Given task: Go through the records and give each one again exactly.

Stored data:
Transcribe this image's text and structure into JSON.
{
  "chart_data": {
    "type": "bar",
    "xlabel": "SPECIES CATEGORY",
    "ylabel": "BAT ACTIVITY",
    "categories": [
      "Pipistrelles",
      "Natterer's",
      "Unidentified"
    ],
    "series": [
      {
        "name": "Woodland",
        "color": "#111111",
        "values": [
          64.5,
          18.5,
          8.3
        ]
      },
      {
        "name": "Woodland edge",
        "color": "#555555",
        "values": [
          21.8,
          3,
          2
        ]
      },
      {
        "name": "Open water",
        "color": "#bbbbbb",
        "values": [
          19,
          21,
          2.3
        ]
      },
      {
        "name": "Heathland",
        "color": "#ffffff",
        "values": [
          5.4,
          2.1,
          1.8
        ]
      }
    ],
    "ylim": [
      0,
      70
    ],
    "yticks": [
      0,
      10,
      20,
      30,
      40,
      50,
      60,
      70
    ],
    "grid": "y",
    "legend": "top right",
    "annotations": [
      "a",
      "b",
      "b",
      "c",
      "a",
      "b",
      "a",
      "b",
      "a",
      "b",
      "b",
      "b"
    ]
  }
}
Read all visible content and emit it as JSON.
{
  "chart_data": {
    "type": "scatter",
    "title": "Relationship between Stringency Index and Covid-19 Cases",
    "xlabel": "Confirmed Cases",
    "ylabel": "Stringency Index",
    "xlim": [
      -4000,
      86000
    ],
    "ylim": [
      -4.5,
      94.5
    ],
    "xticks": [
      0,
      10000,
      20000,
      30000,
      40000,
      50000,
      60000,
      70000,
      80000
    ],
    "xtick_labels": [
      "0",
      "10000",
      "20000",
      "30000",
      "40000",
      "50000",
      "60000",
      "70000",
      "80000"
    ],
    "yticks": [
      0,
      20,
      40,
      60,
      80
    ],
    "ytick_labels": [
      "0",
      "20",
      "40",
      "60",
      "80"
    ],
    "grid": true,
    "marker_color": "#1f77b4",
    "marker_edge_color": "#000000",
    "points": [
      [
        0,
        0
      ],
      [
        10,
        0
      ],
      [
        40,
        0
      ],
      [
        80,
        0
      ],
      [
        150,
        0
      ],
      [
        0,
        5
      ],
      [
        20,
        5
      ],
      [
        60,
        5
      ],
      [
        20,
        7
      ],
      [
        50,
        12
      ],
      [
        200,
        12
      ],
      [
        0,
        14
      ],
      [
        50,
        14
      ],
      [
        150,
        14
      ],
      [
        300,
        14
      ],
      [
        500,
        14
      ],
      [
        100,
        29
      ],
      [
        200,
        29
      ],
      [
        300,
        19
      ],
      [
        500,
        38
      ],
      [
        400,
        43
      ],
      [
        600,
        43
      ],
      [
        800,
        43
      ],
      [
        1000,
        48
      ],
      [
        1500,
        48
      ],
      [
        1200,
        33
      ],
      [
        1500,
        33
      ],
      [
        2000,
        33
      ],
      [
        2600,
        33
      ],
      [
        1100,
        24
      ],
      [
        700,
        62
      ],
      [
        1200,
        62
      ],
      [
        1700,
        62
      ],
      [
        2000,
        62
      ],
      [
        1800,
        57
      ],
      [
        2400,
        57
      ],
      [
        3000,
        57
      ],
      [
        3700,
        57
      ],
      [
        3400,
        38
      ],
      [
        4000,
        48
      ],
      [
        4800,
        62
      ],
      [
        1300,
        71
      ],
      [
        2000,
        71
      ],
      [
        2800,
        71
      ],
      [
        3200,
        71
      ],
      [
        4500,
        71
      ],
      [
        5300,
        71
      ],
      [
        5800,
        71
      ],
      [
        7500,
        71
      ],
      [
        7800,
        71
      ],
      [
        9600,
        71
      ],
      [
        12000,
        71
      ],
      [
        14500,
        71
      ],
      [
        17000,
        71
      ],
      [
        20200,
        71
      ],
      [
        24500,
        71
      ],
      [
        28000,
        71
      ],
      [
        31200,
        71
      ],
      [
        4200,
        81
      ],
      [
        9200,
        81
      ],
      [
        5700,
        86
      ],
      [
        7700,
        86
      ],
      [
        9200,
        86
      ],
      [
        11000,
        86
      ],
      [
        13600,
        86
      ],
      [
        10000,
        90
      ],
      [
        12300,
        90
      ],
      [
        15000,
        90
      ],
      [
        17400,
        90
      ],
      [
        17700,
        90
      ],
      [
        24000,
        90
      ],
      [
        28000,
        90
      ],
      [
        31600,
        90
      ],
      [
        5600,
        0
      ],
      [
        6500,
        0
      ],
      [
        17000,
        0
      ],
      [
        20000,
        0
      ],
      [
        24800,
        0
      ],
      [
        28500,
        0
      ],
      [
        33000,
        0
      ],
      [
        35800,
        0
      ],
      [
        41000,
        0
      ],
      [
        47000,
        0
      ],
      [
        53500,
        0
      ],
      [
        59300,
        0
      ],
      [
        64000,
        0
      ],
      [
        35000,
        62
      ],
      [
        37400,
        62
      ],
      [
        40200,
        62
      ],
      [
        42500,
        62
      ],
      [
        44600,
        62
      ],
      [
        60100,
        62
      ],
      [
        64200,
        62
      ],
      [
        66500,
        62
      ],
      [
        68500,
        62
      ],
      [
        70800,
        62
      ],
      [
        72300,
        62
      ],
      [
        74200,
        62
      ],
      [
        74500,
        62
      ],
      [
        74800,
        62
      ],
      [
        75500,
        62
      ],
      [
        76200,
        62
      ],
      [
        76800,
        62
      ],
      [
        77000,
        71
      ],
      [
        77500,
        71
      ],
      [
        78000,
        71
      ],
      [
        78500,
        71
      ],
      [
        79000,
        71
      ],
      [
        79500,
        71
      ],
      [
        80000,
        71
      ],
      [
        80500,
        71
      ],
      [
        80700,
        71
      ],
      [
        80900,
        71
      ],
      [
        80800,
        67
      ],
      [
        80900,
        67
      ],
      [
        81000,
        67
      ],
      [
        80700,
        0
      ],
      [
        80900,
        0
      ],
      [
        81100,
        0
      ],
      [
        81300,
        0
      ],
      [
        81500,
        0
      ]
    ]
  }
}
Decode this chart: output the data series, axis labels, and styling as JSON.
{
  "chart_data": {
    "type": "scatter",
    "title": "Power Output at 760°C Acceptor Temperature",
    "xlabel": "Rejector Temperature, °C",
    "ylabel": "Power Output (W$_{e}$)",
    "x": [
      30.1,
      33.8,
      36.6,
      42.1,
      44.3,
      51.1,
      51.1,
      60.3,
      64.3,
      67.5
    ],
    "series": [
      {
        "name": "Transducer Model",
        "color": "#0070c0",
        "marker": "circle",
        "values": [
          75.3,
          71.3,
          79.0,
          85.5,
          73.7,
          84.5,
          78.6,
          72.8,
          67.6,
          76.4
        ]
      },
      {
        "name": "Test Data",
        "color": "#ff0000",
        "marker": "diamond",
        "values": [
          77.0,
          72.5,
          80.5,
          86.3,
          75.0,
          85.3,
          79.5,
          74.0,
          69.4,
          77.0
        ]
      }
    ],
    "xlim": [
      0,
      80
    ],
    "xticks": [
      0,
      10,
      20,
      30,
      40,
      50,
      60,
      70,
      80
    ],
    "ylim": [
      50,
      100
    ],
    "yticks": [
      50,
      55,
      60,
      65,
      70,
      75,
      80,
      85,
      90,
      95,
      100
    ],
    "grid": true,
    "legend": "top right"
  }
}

Output for this task:
Transcribe this image's text and structure into JSON.
{
  "chart_data": {
    "type": "bar",
    "xlabel": "SPECIES CATEGORY",
    "ylabel": "BAT ACTIVITY",
    "categories": [
      "Pipistrelles",
      "Natterer's",
      "Unidentified"
    ],
    "series": [
      {
        "name": "Woodland",
        "color": "#111111",
        "values": [
          64.5,
          18.5,
          8.3
        ]
      },
      {
        "name": "Woodland edge",
        "color": "#555555",
        "values": [
          21.8,
          3,
          2
        ]
      },
      {
        "name": "Open water",
        "color": "#bbbbbb",
        "values": [
          19,
          21,
          2.3
        ]
      },
      {
        "name": "Heathland",
        "color": "#ffffff",
        "values": [
          5.4,
          2.1,
          1.8
        ]
      }
    ],
    "ylim": [
      0,
      70
    ],
    "yticks": [
      0,
      10,
      20,
      30,
      40,
      50,
      60,
      70
    ],
    "grid": "y",
    "legend": "top right",
    "annotations": [
      "a",
      "b",
      "b",
      "c",
      "a",
      "b",
      "a",
      "b",
      "a",
      "b",
      "b",
      "b"
    ]
  }
}
Read all visible content and emit it as JSON.
{
  "chart_data": {
    "type": "scatter",
    "title": "Relationship between Stringency Index and Covid-19 Cases",
    "xlabel": "Confirmed Cases",
    "ylabel": "Stringency Index",
    "xlim": [
      -4000,
      86000
    ],
    "ylim": [
      -4.5,
      94.5
    ],
    "xticks": [
      0,
      10000,
      20000,
      30000,
      40000,
      50000,
      60000,
      70000,
      80000
    ],
    "xtick_labels": [
      "0",
      "10000",
      "20000",
      "30000",
      "40000",
      "50000",
      "60000",
      "70000",
      "80000"
    ],
    "yticks": [
      0,
      20,
      40,
      60,
      80
    ],
    "ytick_labels": [
      "0",
      "20",
      "40",
      "60",
      "80"
    ],
    "grid": true,
    "marker_color": "#1f77b4",
    "marker_edge_color": "#000000",
    "points": [
      [
        0,
        0
      ],
      [
        10,
        0
      ],
      [
        40,
        0
      ],
      [
        80,
        0
      ],
      [
        150,
        0
      ],
      [
        0,
        5
      ],
      [
        20,
        5
      ],
      [
        60,
        5
      ],
      [
        20,
        7
      ],
      [
        50,
        12
      ],
      [
        200,
        12
      ],
      [
        0,
        14
      ],
      [
        50,
        14
      ],
      [
        150,
        14
      ],
      [
        300,
        14
      ],
      [
        500,
        14
      ],
      [
        100,
        29
      ],
      [
        200,
        29
      ],
      [
        300,
        19
      ],
      [
        500,
        38
      ],
      [
        400,
        43
      ],
      [
        600,
        43
      ],
      [
        800,
        43
      ],
      [
        1000,
        48
      ],
      [
        1500,
        48
      ],
      [
        1200,
        33
      ],
      [
        1500,
        33
      ],
      [
        2000,
        33
      ],
      [
        2600,
        33
      ],
      [
        1100,
        24
      ],
      [
        700,
        62
      ],
      [
        1200,
        62
      ],
      [
        1700,
        62
      ],
      [
        2000,
        62
      ],
      [
        1800,
        57
      ],
      [
        2400,
        57
      ],
      [
        3000,
        57
      ],
      [
        3700,
        57
      ],
      [
        3400,
        38
      ],
      [
        4000,
        48
      ],
      [
        4800,
        62
      ],
      [
        1300,
        71
      ],
      [
        2000,
        71
      ],
      [
        2800,
        71
      ],
      [
        3200,
        71
      ],
      [
        4500,
        71
      ],
      [
        5300,
        71
      ],
      [
        5800,
        71
      ],
      [
        7500,
        71
      ],
      [
        7800,
        71
      ],
      [
        9600,
        71
      ],
      [
        12000,
        71
      ],
      [
        14500,
        71
      ],
      [
        17000,
        71
      ],
      [
        20200,
        71
      ],
      [
        24500,
        71
      ],
      [
        28000,
        71
      ],
      [
        31200,
        71
      ],
      [
        4200,
        81
      ],
      [
        9200,
        81
      ],
      [
        5700,
        86
      ],
      [
        7700,
        86
      ],
      [
        9200,
        86
      ],
      [
        11000,
        86
      ],
      [
        13600,
        86
      ],
      [
        10000,
        90
      ],
      [
        12300,
        90
      ],
      [
        15000,
        90
      ],
      [
        17400,
        90
      ],
      [
        17700,
        90
      ],
      [
        24000,
        90
      ],
      [
        28000,
        90
      ],
      [
        31600,
        90
      ],
      [
        5600,
        0
      ],
      [
        6500,
        0
      ],
      [
        17000,
        0
      ],
      [
        20000,
        0
      ],
      [
        24800,
        0
      ],
      [
        28500,
        0
      ],
      [
        33000,
        0
      ],
      [
        35800,
        0
      ],
      [
        41000,
        0
      ],
      [
        47000,
        0
      ],
      [
        53500,
        0
      ],
      [
        59300,
        0
      ],
      [
        64000,
        0
      ],
      [
        35000,
        62
      ],
      [
        37400,
        62
      ],
      [
        40200,
        62
      ],
      [
        42500,
        62
      ],
      [
        44600,
        62
      ],
      [
        60100,
        62
      ],
      [
        64200,
        62
      ],
      [
        66500,
        62
      ],
      [
        68500,
        62
      ],
      [
        70800,
        62
      ],
      [
        72300,
        62
      ],
      [
        74200,
        62
      ],
      [
        74500,
        62
      ],
      [
        74800,
        62
      ],
      [
        75500,
        62
      ],
      [
        76200,
        62
      ],
      [
        76800,
        62
      ],
      [
        77000,
        71
      ],
      [
        77500,
        71
      ],
      [
        78000,
        71
      ],
      [
        78500,
        71
      ],
      [
        79000,
        71
      ],
      [
        79500,
        71
      ],
      [
        80000,
        71
      ],
      [
        80500,
        71
      ],
      [
        80700,
        71
      ],
      [
        80900,
        71
      ],
      [
        80800,
        67
      ],
      [
        80900,
        67
      ],
      [
        81000,
        67
      ],
      [
        80700,
        0
      ],
      [
        80900,
        0
      ],
      [
        81100,
        0
      ],
      [
        81300,
        0
      ],
      [
        81500,
        0
      ]
    ]
  }
}
Decode this chart: output the data series, axis labels, and styling as JSON.
{
  "chart_data": {
    "type": "scatter",
    "title": "Power Output at 760°C Acceptor Temperature",
    "xlabel": "Rejector Temperature, °C",
    "ylabel": "Power Output (W$_{e}$)",
    "x": [
      30.1,
      33.8,
      36.6,
      42.1,
      44.3,
      51.1,
      51.1,
      60.3,
      64.3,
      67.5
    ],
    "series": [
      {
        "name": "Transducer Model",
        "color": "#0070c0",
        "marker": "circle",
        "values": [
          75.3,
          71.3,
          79.0,
          85.5,
          73.7,
          84.5,
          78.6,
          72.8,
          67.6,
          76.4
        ]
      },
      {
        "name": "Test Data",
        "color": "#ff0000",
        "marker": "diamond",
        "values": [
          77.0,
          72.5,
          80.5,
          86.3,
          75.0,
          85.3,
          79.5,
          74.0,
          69.4,
          77.0
        ]
      }
    ],
    "xlim": [
      0,
      80
    ],
    "xticks": [
      0,
      10,
      20,
      30,
      40,
      50,
      60,
      70,
      80
    ],
    "ylim": [
      50,
      100
    ],
    "yticks": [
      50,
      55,
      60,
      65,
      70,
      75,
      80,
      85,
      90,
      95,
      100
    ],
    "grid": true,
    "legend": "top right"
  }
}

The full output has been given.